» **Excerpt provided**:
+ + + + + + +

How Indian Rapper-Producer Illah Found Home in the Streets of Los Angeles
Hear Mayurath Sinh Gupta’s latest auto-tune employing collaboration “No More”
On the surface of it, it’s easy to sum up Los Angeles-based singer-producer Mayurath Sinh Gupta aka Illah as a metalhead who got into emo trap, but there’s much more in the mix. From his days in electro/metalcore band IAFWAY and Rabbit Is Rich in New Delhi to jamming riffs for L.A. band SHUN and now on the come-up as Illah, Sinh has established stable footing in both worlds.
Although the 21-year-old has been visiting his second home in Los Angeles in California since 1999, he enrolled at Musicians Institute in Los Angeles in 2015, pursuing audio engineering.
In the three years since he’s been in L.A., Sinh seems to have seen most of it all — from being an international student to finding mentors in the vast West Coast music circuit and of course, plenty of plays for his tracks released on SoundCloud and YouTube along the way. His latest, “No More” has over 60,000 plays on YouTube, while one of his best known songs remain “itriedtokillmyself,” which has over 123,000 plays on SoundCloud. The common thread remains not just in Sinh’s honeyed use of auto-tune, but also the lo-fi hip-hop aesthetic, which leans on guitars and 808s when it feels purposeful. Sinh says about his songwriting, “I’ve been betrayed, felt loved, lost friends, felt overwhelmed, felt happy, felt sad but during all this what I realized was that I can’t feel the same every day.”

+ + + + + + +

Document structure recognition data
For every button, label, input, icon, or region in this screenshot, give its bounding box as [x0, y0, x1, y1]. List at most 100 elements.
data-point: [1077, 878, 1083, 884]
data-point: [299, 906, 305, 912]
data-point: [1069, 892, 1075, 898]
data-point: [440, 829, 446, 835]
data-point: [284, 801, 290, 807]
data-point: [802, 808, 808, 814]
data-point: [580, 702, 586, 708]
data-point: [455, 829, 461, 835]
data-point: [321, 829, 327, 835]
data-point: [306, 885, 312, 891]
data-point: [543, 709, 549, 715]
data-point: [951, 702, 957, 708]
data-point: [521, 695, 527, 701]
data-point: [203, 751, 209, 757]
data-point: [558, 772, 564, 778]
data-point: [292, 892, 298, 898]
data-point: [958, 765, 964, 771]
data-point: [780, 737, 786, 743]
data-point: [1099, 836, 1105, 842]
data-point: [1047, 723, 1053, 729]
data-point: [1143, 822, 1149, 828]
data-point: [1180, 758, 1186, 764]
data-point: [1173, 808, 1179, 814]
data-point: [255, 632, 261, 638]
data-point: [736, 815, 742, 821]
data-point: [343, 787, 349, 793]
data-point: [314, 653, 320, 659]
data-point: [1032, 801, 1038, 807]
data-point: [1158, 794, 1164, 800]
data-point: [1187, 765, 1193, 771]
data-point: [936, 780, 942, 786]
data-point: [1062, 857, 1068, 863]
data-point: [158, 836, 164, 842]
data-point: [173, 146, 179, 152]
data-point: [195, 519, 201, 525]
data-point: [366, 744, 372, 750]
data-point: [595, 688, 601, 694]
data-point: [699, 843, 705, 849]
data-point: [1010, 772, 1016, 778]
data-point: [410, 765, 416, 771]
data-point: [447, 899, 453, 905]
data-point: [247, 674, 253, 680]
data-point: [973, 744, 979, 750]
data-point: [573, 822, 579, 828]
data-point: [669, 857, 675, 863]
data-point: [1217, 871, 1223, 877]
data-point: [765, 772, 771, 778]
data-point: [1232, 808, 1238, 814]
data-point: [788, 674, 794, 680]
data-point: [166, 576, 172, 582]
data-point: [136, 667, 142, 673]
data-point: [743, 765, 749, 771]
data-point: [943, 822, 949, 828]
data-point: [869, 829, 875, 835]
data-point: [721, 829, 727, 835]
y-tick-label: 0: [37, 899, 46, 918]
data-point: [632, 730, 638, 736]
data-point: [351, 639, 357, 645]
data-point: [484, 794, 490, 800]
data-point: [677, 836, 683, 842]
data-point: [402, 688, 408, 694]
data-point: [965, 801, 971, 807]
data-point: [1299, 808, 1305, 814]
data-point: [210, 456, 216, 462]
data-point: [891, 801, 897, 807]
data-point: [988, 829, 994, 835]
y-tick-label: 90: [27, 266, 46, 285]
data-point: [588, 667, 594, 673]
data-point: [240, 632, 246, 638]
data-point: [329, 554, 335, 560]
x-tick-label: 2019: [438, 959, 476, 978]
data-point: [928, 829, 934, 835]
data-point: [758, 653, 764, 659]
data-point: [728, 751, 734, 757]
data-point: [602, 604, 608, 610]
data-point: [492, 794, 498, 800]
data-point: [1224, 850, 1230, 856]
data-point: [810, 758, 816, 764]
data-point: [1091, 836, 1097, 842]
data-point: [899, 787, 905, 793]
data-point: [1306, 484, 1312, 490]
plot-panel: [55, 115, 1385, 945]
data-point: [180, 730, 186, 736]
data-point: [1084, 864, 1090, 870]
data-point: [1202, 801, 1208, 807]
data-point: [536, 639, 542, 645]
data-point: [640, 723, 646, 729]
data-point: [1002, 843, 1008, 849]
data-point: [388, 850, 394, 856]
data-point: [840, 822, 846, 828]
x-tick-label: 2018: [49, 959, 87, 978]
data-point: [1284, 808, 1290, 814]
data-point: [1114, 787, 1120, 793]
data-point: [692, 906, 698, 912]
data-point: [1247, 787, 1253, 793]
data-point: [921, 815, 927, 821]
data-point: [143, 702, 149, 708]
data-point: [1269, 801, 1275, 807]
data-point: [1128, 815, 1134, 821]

+ + + + + + +

Please translate this sentence from the article on Illah into Spanish: "Although the 21-year-old has been visiting his second home in Los Angeles in California since 1999, he enrolled at Musicians Institute in Los Angeles in 2015, pursuing audio engineering." The listing is not needed for any of this work.

» **Answer section**: Aunque el joven de 21 años visita su segundo hogar en Los Ángeles, California, desde 1999, se matriculó en el Musicians Institute de Los Ángeles en 2015 para estudiar ingeniería de audio.